**What is being asked**. Repeat the records word for word, excluding any picture.

**Input**.
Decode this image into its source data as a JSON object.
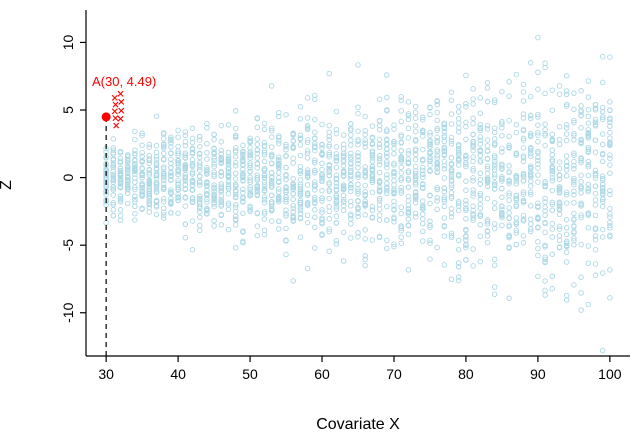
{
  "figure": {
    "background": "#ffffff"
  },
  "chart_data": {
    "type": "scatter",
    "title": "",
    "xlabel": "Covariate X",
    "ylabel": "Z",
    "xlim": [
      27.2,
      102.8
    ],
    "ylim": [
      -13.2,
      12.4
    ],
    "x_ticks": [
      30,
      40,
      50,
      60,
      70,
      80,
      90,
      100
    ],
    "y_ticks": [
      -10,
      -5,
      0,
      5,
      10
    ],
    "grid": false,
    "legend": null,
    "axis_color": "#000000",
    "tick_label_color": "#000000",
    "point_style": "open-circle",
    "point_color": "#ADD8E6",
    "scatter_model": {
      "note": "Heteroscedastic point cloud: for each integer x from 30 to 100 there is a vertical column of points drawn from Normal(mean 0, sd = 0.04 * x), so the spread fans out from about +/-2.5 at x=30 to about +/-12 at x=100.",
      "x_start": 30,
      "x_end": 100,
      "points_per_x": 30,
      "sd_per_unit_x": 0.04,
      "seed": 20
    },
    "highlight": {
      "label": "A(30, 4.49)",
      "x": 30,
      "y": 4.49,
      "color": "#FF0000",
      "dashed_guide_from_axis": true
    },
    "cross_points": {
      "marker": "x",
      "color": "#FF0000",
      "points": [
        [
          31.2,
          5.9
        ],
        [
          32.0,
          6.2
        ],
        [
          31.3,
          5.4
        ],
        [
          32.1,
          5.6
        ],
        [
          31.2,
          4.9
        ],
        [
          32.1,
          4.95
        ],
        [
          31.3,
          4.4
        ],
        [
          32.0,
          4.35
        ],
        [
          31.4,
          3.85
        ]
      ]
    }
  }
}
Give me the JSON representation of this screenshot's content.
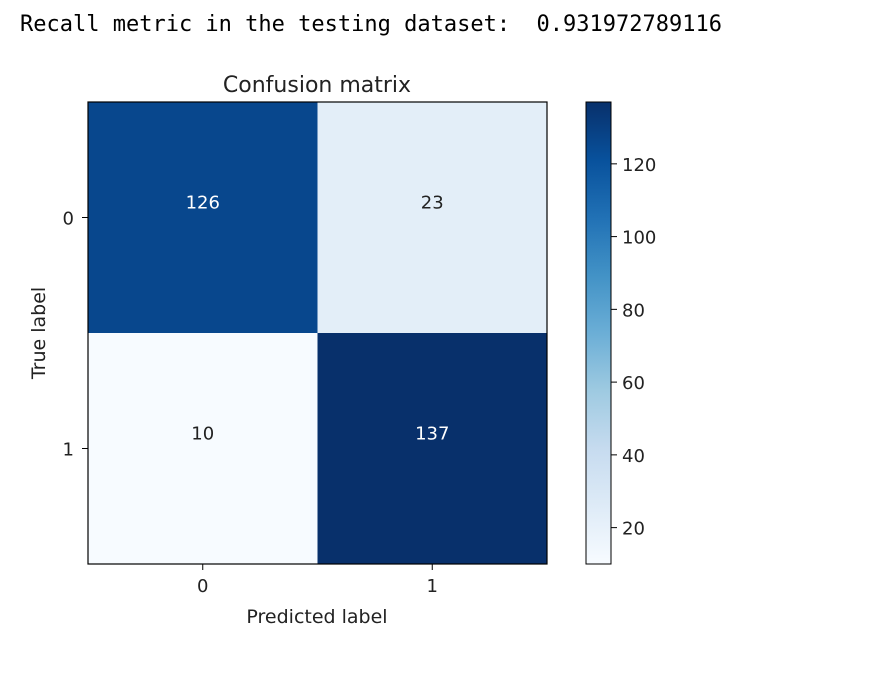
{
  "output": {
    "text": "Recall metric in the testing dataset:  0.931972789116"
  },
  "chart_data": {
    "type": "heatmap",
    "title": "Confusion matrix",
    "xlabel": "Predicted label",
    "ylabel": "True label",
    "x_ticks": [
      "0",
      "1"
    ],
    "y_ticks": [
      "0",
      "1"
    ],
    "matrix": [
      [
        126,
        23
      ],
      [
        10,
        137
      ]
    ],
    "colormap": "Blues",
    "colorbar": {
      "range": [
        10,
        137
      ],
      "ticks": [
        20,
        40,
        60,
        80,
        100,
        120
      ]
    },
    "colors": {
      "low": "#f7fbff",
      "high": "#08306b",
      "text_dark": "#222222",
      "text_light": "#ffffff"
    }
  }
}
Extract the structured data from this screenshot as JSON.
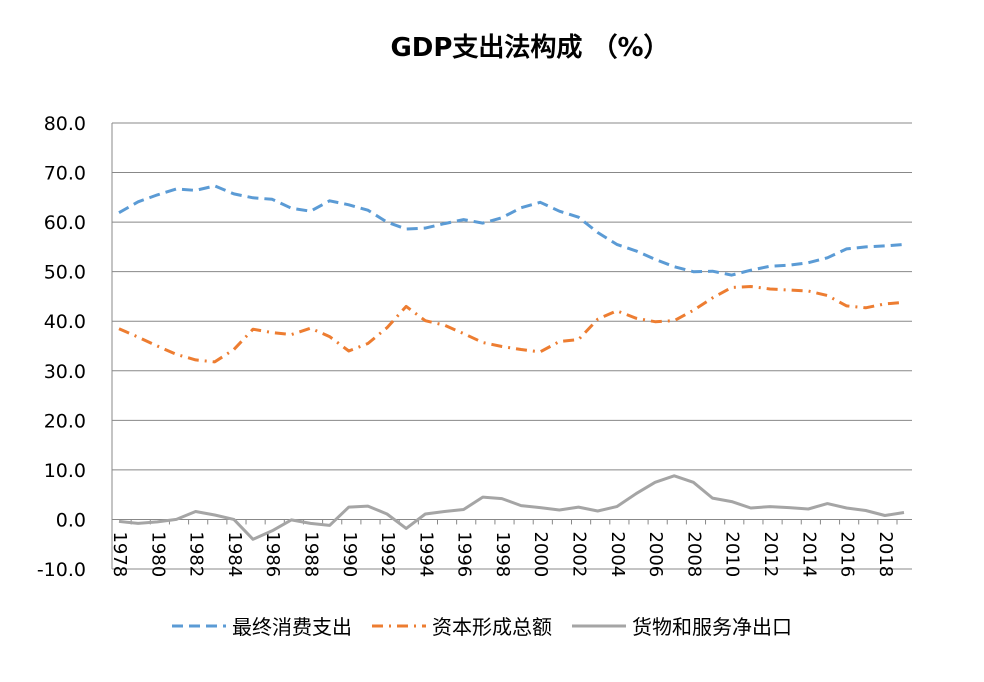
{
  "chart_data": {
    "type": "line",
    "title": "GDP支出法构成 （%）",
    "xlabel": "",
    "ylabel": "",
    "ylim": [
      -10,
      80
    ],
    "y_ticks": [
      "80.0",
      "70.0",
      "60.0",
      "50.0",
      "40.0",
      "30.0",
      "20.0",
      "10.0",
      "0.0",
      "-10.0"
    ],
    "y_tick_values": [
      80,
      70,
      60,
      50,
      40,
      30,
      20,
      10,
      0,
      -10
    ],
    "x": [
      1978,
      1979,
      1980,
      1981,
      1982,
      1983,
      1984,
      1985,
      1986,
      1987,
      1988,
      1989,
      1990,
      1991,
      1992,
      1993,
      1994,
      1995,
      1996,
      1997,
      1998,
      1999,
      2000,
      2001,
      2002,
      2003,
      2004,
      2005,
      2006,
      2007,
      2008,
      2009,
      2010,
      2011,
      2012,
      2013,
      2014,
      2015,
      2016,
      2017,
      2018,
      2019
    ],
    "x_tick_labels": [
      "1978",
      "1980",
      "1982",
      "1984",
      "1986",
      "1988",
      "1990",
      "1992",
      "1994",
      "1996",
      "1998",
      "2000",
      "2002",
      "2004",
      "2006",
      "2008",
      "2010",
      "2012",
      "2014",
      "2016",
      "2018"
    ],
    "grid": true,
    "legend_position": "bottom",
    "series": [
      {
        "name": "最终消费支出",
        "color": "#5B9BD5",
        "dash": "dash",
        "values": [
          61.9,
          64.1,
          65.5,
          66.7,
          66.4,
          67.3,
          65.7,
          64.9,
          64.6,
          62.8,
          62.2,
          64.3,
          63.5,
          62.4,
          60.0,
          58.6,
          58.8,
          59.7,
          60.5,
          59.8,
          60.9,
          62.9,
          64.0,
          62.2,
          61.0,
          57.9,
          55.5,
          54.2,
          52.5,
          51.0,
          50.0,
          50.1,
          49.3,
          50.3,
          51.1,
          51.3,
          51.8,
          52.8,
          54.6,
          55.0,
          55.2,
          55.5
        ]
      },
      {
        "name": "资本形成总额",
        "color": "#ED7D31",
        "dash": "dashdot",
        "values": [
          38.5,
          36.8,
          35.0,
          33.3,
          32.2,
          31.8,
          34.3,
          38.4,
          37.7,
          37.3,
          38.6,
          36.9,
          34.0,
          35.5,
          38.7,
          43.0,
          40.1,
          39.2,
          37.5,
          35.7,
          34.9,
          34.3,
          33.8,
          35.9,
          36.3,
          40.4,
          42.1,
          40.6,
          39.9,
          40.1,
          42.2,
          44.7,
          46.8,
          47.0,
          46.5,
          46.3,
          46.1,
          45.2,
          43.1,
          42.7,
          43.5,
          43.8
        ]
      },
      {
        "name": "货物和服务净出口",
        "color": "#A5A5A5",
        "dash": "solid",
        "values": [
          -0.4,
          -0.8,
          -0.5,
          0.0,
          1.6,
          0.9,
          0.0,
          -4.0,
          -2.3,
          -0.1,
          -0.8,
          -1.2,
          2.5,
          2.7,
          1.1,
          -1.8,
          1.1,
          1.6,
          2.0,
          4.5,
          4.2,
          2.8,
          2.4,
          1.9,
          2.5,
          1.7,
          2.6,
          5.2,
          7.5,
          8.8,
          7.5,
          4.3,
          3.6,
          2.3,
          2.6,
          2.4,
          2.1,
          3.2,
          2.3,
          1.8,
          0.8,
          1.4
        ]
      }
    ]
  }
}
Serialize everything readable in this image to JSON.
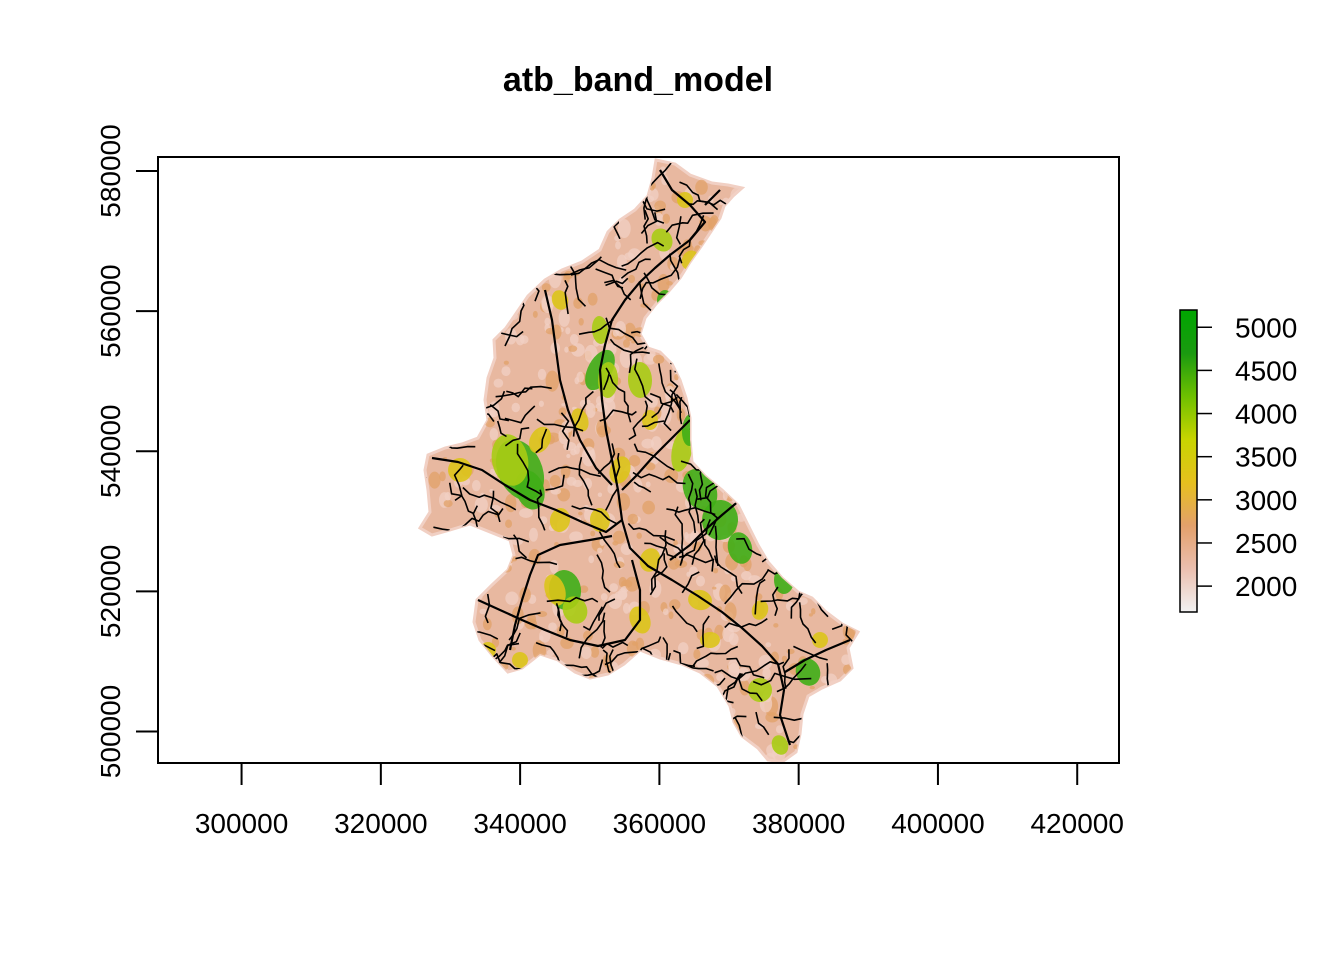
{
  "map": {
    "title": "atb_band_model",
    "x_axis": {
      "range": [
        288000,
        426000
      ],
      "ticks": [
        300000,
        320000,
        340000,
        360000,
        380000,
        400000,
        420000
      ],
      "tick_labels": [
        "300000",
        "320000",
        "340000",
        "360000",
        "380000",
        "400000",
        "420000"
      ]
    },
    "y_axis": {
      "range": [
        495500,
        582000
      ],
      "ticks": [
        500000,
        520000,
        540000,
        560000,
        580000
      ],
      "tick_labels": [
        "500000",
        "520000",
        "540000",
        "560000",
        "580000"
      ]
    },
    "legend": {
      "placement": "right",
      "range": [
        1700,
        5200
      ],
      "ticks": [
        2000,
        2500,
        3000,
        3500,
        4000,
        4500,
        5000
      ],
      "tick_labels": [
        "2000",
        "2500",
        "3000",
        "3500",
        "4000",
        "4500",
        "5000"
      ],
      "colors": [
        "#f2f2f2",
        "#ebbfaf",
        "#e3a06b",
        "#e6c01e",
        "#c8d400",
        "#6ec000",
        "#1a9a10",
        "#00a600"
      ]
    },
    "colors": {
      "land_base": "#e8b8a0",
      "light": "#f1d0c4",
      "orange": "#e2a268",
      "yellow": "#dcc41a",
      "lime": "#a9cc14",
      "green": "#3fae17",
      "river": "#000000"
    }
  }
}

**Solution**.
Decode this image into its source data as a JSON object.
{
  "figure": {
    "background": "#ffffff"
  },
  "chart_data": {
    "type": "scatter",
    "title": "",
    "xlabel": "Covariate X",
    "ylabel": "Z",
    "xlim": [
      27.2,
      102.8
    ],
    "ylim": [
      -13.2,
      12.4
    ],
    "x_ticks": [
      30,
      40,
      50,
      60,
      70,
      80,
      90,
      100
    ],
    "y_ticks": [
      -10,
      -5,
      0,
      5,
      10
    ],
    "grid": false,
    "legend": null,
    "axis_color": "#000000",
    "tick_label_color": "#000000",
    "point_style": "open-circle",
    "point_color": "#ADD8E6",
    "scatter_model": {
      "note": "Heteroscedastic point cloud: for each integer x from 30 to 100 there is a vertical column of points drawn from Normal(mean 0, sd = 0.04 * x), so the spread fans out from about +/-2.5 at x=30 to about +/-12 at x=100.",
      "x_start": 30,
      "x_end": 100,
      "points_per_x": 30,
      "sd_per_unit_x": 0.04,
      "seed": 20
    },
    "highlight": {
      "label": "A(30, 4.49)",
      "x": 30,
      "y": 4.49,
      "color": "#FF0000",
      "dashed_guide_from_axis": true
    },
    "cross_points": {
      "marker": "x",
      "color": "#FF0000",
      "points": [
        [
          31.2,
          5.9
        ],
        [
          32.0,
          6.2
        ],
        [
          31.3,
          5.4
        ],
        [
          32.1,
          5.6
        ],
        [
          31.2,
          4.9
        ],
        [
          32.1,
          4.95
        ],
        [
          31.3,
          4.4
        ],
        [
          32.0,
          4.35
        ],
        [
          31.4,
          3.85
        ]
      ]
    }
  }
}
Give me the JSON representation of this screenshot's content.
{
  "output": {
    "text": "Recall metric in the testing dataset:  0.931972789116"
  },
  "chart_data": {
    "type": "heatmap",
    "title": "Confusion matrix",
    "xlabel": "Predicted label",
    "ylabel": "True label",
    "x_ticks": [
      "0",
      "1"
    ],
    "y_ticks": [
      "0",
      "1"
    ],
    "matrix": [
      [
        126,
        23
      ],
      [
        10,
        137
      ]
    ],
    "colormap": "Blues",
    "colorbar": {
      "range": [
        10,
        137
      ],
      "ticks": [
        20,
        40,
        60,
        80,
        100,
        120
      ]
    },
    "colors": {
      "low": "#f7fbff",
      "high": "#08306b",
      "text_dark": "#222222",
      "text_light": "#ffffff"
    }
  }
}
Extract the structured data from this screenshot as JSON.
{
  "chart_data": {
    "type": "line",
    "title": "GDP支出法构成 （%）",
    "xlabel": "",
    "ylabel": "",
    "ylim": [
      -10,
      80
    ],
    "y_ticks": [
      "80.0",
      "70.0",
      "60.0",
      "50.0",
      "40.0",
      "30.0",
      "20.0",
      "10.0",
      "0.0",
      "-10.0"
    ],
    "y_tick_values": [
      80,
      70,
      60,
      50,
      40,
      30,
      20,
      10,
      0,
      -10
    ],
    "x": [
      1978,
      1979,
      1980,
      1981,
      1982,
      1983,
      1984,
      1985,
      1986,
      1987,
      1988,
      1989,
      1990,
      1991,
      1992,
      1993,
      1994,
      1995,
      1996,
      1997,
      1998,
      1999,
      2000,
      2001,
      2002,
      2003,
      2004,
      2005,
      2006,
      2007,
      2008,
      2009,
      2010,
      2011,
      2012,
      2013,
      2014,
      2015,
      2016,
      2017,
      2018,
      2019
    ],
    "x_tick_labels": [
      "1978",
      "1980",
      "1982",
      "1984",
      "1986",
      "1988",
      "1990",
      "1992",
      "1994",
      "1996",
      "1998",
      "2000",
      "2002",
      "2004",
      "2006",
      "2008",
      "2010",
      "2012",
      "2014",
      "2016",
      "2018"
    ],
    "grid": true,
    "legend_position": "bottom",
    "series": [
      {
        "name": "最终消费支出",
        "color": "#5B9BD5",
        "dash": "dash",
        "values": [
          61.9,
          64.1,
          65.5,
          66.7,
          66.4,
          67.3,
          65.7,
          64.9,
          64.6,
          62.8,
          62.2,
          64.3,
          63.5,
          62.4,
          60.0,
          58.6,
          58.8,
          59.7,
          60.5,
          59.8,
          60.9,
          62.9,
          64.0,
          62.2,
          61.0,
          57.9,
          55.5,
          54.2,
          52.5,
          51.0,
          50.0,
          50.1,
          49.3,
          50.3,
          51.1,
          51.3,
          51.8,
          52.8,
          54.6,
          55.0,
          55.2,
          55.5
        ]
      },
      {
        "name": "资本形成总额",
        "color": "#ED7D31",
        "dash": "dashdot",
        "values": [
          38.5,
          36.8,
          35.0,
          33.3,
          32.2,
          31.8,
          34.3,
          38.4,
          37.7,
          37.3,
          38.6,
          36.9,
          34.0,
          35.5,
          38.7,
          43.0,
          40.1,
          39.2,
          37.5,
          35.7,
          34.9,
          34.3,
          33.8,
          35.9,
          36.3,
          40.4,
          42.1,
          40.6,
          39.9,
          40.1,
          42.2,
          44.7,
          46.8,
          47.0,
          46.5,
          46.3,
          46.1,
          45.2,
          43.1,
          42.7,
          43.5,
          43.8
        ]
      },
      {
        "name": "货物和服务净出口",
        "color": "#A5A5A5",
        "dash": "solid",
        "values": [
          -0.4,
          -0.8,
          -0.5,
          0.0,
          1.6,
          0.9,
          0.0,
          -4.0,
          -2.3,
          -0.1,
          -0.8,
          -1.2,
          2.5,
          2.7,
          1.1,
          -1.8,
          1.1,
          1.6,
          2.0,
          4.5,
          4.2,
          2.8,
          2.4,
          1.9,
          2.5,
          1.7,
          2.6,
          5.2,
          7.5,
          8.8,
          7.5,
          4.3,
          3.6,
          2.3,
          2.6,
          2.4,
          2.1,
          3.2,
          2.3,
          1.8,
          0.8,
          1.4
        ]
      }
    ]
  }
}
Serialize everything readable in this image to JSON.
{
  "map": {
    "title": "atb_band_model",
    "x_axis": {
      "range": [
        288000,
        426000
      ],
      "ticks": [
        300000,
        320000,
        340000,
        360000,
        380000,
        400000,
        420000
      ],
      "tick_labels": [
        "300000",
        "320000",
        "340000",
        "360000",
        "380000",
        "400000",
        "420000"
      ]
    },
    "y_axis": {
      "range": [
        495500,
        582000
      ],
      "ticks": [
        500000,
        520000,
        540000,
        560000,
        580000
      ],
      "tick_labels": [
        "500000",
        "520000",
        "540000",
        "560000",
        "580000"
      ]
    },
    "legend": {
      "placement": "right",
      "range": [
        1700,
        5200
      ],
      "ticks": [
        2000,
        2500,
        3000,
        3500,
        4000,
        4500,
        5000
      ],
      "tick_labels": [
        "2000",
        "2500",
        "3000",
        "3500",
        "4000",
        "4500",
        "5000"
      ],
      "colors": [
        "#f2f2f2",
        "#ebbfaf",
        "#e3a06b",
        "#e6c01e",
        "#c8d400",
        "#6ec000",
        "#1a9a10",
        "#00a600"
      ]
    },
    "colors": {
      "land_base": "#e8b8a0",
      "light": "#f1d0c4",
      "orange": "#e2a268",
      "yellow": "#dcc41a",
      "lime": "#a9cc14",
      "green": "#3fae17",
      "river": "#000000"
    }
  }
}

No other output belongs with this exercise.